◆ **INSTRUCTIONS FOR THE TASK**
Extract the text of every entry below exactly; leave images out.

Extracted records
[BEGIN]

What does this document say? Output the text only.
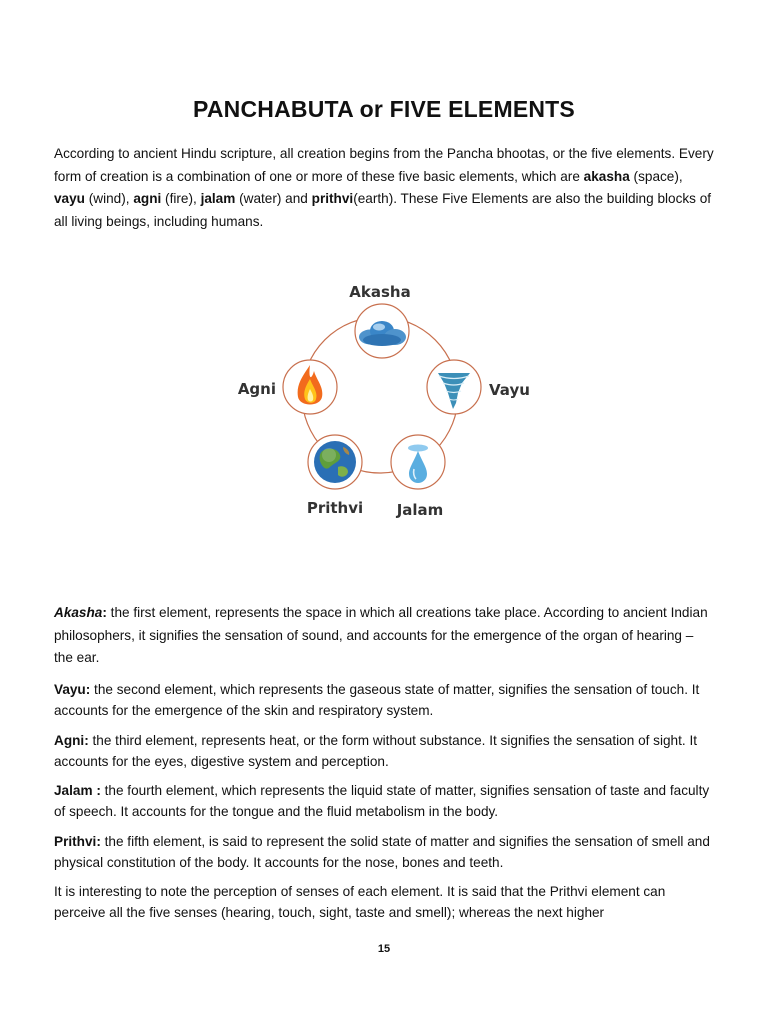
PANCHABUTA or FIVE ELEMENTS

According to ancient Hindu scripture, all creation begins from the Pancha bhootas, or the five elements. Every form of creation is a combination of one or more of these five basic elements, which are akasha (space), vayu (wind), agni (fire), jalam (water) and prithvi(earth). These Five Elements are also the building blocks of all living beings, including humans.

Akasha
Vayu
Agni
Prithvi Jalam

Akasha: the first element, represents the space in which all creations take place. According to ancient Indian philosophers, it signifies the sensation of sound, and accounts for the emergence of the organ of hearing – the ear.

Vayu: the second element, which represents the gaseous state of matter, signifies the sensation of touch. It accounts for the emergence of the skin and respiratory system.

Agni: the third element, represents heat, or the form without substance. It signifies the sensation of sight. It accounts for the eyes, digestive system and perception.

Jalam : the fourth element, which represents the liquid state of matter, signifies sensation of taste and faculty of speech. It accounts for the tongue and the fluid metabolism in the body.

Prithvi: the fifth element, is said to represent the solid state of matter and signifies the sensation of smell and physical constitution of the body. It accounts for the nose, bones and teeth.

It is interesting to note the perception of senses of each element. It is said that the Prithvi element can perceive all the five senses (hearing, touch, sight, taste and smell); whereas the next higher

15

[END]

◆ **RESPONSE TO THE TASK**
What does this document say? Output the text only.
PANCHABUTA or FIVE ELEMENTS

According to ancient Hindu scripture, all creation begins from the Pancha bhootas, or the five elements. Every form of creation is a combination of one or more of these five basic elements, which are akasha (space), vayu (wind), agni (fire), jalam (water) and prithvi(earth). These Five Elements are also the building blocks of all living beings, including humans.

Akasha
Vayu
Agni
Prithvi Jalam

Akasha: the first element, represents the space in which all creations take place. According to ancient Indian philosophers, it signifies the sensation of sound, and accounts for the emergence of the organ of hearing – the ear.

Vayu: the second element, which represents the gaseous state of matter, signifies the sensation of touch. It accounts for the emergence of the skin and respiratory system.

Agni: the third element, represents heat, or the form without substance. It signifies the sensation of sight. It accounts for the eyes, digestive system and perception.

Jalam : the fourth element, which represents the liquid state of matter, signifies sensation of taste and faculty of speech. It accounts for the tongue and the fluid metabolism in the body.

Prithvi: the fifth element, is said to represent the solid state of matter and signifies the sensation of smell and physical constitution of the body. It accounts for the nose, bones and teeth.

It is interesting to note the perception of senses of each element. It is said that the Prithvi element can perceive all the five senses (hearing, touch, sight, taste and smell); whereas the next higher

15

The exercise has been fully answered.